-- Begin Data for the task --

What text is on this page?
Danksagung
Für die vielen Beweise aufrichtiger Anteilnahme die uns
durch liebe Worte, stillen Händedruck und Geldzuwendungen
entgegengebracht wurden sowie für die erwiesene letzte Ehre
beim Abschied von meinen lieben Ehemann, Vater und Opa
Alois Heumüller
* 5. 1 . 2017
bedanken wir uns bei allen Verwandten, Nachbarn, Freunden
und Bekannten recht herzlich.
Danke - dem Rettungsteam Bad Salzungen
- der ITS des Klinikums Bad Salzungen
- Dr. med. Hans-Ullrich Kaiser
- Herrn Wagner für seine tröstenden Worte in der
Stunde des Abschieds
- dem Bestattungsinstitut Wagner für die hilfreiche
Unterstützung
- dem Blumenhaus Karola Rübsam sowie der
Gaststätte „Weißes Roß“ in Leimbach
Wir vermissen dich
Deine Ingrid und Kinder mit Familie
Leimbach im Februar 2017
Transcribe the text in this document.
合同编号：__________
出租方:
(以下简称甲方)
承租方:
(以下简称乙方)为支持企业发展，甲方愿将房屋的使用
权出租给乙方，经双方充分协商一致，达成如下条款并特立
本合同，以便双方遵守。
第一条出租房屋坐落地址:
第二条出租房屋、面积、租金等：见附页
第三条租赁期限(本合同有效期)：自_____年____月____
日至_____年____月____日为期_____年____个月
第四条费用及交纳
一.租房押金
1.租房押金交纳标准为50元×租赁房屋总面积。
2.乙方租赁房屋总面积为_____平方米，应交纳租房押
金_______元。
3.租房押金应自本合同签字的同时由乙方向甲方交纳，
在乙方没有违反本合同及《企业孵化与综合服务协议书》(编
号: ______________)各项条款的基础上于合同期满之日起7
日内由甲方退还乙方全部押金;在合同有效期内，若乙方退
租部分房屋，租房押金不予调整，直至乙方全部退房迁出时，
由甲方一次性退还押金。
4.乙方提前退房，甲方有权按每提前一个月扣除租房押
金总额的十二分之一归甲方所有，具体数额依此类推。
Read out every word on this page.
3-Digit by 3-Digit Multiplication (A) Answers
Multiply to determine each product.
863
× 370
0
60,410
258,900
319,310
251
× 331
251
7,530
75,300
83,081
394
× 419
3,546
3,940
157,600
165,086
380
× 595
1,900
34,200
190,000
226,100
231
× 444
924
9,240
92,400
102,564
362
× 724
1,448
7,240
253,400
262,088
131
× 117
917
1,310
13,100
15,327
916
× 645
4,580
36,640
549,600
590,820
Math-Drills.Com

-- End Data for the task --

Set down, unchanged, the line that contains "Transcribe the text in this document." together with every later line in the records, through the last one.

Transcribe the text in this document.
合同编号：__________
出租方:
(以下简称甲方)
承租方:
(以下简称乙方)为支持企业发展，甲方愿将房屋的使用
权出租给乙方，经双方充分协商一致，达成如下条款并特立
本合同，以便双方遵守。
第一条出租房屋坐落地址:
第二条出租房屋、面积、租金等：见附页
第三条租赁期限(本合同有效期)：自_____年____月____
日至_____年____月____日为期_____年____个月
第四条费用及交纳
一.租房押金
1.租房押金交纳标准为50元×租赁房屋总面积。
2.乙方租赁房屋总面积为_____平方米，应交纳租房押
金_______元。
3.租房押金应自本合同签字的同时由乙方向甲方交纳，
在乙方没有违反本合同及《企业孵化与综合服务协议书》(编
号: ______________)各项条款的基础上于合同期满之日起7
日内由甲方退还乙方全部押金;在合同有效期内，若乙方退
租部分房屋，租房押金不予调整，直至乙方全部退房迁出时，
由甲方一次性退还押金。
4.乙方提前退房，甲方有权按每提前一个月扣除租房押
金总额的十二分之一归甲方所有，具体数额依此类推。
Read out every word on this page.
3-Digit by 3-Digit Multiplication (A) Answers
Multiply to determine each product.
863
× 370
0
60,410
258,900
319,310
251
× 331
251
7,530
75,300
83,081
394
× 419
3,546
3,940
157,600
165,086
380
× 595
1,900
34,200
190,000
226,100
231
× 444
924
9,240
92,400
102,564
362
× 724
1,448
7,240
253,400
262,088
131
× 117
917
1,310
13,100
15,327
916
× 645
4,580
36,640
549,600
590,820
Math-Drills.Com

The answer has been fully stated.